## STORED ROWS
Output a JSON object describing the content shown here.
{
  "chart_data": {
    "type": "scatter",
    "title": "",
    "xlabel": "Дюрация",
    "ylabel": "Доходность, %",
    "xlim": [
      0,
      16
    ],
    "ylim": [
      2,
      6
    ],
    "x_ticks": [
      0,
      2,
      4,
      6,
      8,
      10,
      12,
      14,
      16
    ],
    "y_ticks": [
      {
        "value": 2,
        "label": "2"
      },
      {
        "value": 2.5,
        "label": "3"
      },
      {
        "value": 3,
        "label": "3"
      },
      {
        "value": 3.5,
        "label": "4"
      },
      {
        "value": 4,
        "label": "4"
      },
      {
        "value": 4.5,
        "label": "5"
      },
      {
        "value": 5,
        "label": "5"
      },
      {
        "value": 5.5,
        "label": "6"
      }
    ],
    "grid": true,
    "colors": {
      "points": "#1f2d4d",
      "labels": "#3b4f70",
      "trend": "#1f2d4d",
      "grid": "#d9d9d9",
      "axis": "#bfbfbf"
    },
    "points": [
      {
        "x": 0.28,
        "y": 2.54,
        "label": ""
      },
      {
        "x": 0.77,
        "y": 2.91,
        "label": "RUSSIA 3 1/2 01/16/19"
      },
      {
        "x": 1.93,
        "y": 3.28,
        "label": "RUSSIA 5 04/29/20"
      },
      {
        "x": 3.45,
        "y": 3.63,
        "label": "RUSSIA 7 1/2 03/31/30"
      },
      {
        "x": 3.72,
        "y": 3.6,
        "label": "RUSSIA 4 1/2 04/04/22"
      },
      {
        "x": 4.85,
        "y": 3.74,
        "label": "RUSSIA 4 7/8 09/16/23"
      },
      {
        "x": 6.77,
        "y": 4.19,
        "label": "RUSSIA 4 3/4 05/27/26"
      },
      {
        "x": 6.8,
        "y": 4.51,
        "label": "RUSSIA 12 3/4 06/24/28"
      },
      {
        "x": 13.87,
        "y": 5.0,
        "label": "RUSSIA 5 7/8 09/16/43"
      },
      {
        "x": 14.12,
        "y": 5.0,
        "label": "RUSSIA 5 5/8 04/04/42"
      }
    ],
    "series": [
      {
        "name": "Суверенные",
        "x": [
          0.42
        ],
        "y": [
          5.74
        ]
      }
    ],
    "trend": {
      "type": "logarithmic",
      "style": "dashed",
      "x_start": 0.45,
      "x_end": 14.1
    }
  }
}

## THE TASK
Above are the records; retype every one exactly.

## WRITTEN REPLY
Output a JSON object describing the content shown here.
{
  "chart_data": {
    "type": "scatter",
    "title": "",
    "xlabel": "Дюрация",
    "ylabel": "Доходность, %",
    "xlim": [
      0,
      16
    ],
    "ylim": [
      2,
      6
    ],
    "x_ticks": [
      0,
      2,
      4,
      6,
      8,
      10,
      12,
      14,
      16
    ],
    "y_ticks": [
      {
        "value": 2,
        "label": "2"
      },
      {
        "value": 2.5,
        "label": "3"
      },
      {
        "value": 3,
        "label": "3"
      },
      {
        "value": 3.5,
        "label": "4"
      },
      {
        "value": 4,
        "label": "4"
      },
      {
        "value": 4.5,
        "label": "5"
      },
      {
        "value": 5,
        "label": "5"
      },
      {
        "value": 5.5,
        "label": "6"
      }
    ],
    "grid": true,
    "colors": {
      "points": "#1f2d4d",
      "labels": "#3b4f70",
      "trend": "#1f2d4d",
      "grid": "#d9d9d9",
      "axis": "#bfbfbf"
    },
    "points": [
      {
        "x": 0.28,
        "y": 2.54,
        "label": ""
      },
      {
        "x": 0.77,
        "y": 2.91,
        "label": "RUSSIA 3 1/2 01/16/19"
      },
      {
        "x": 1.93,
        "y": 3.28,
        "label": "RUSSIA 5 04/29/20"
      },
      {
        "x": 3.45,
        "y": 3.63,
        "label": "RUSSIA 7 1/2 03/31/30"
      },
      {
        "x": 3.72,
        "y": 3.6,
        "label": "RUSSIA 4 1/2 04/04/22"
      },
      {
        "x": 4.85,
        "y": 3.74,
        "label": "RUSSIA 4 7/8 09/16/23"
      },
      {
        "x": 6.77,
        "y": 4.19,
        "label": "RUSSIA 4 3/4 05/27/26"
      },
      {
        "x": 6.8,
        "y": 4.51,
        "label": "RUSSIA 12 3/4 06/24/28"
      },
      {
        "x": 13.87,
        "y": 5.0,
        "label": "RUSSIA 5 7/8 09/16/43"
      },
      {
        "x": 14.12,
        "y": 5.0,
        "label": "RUSSIA 5 5/8 04/04/42"
      }
    ],
    "series": [
      {
        "name": "Суверенные",
        "x": [
          0.42
        ],
        "y": [
          5.74
        ]
      }
    ],
    "trend": {
      "type": "logarithmic",
      "style": "dashed",
      "x_start": 0.45,
      "x_end": 14.1
    }
  }
}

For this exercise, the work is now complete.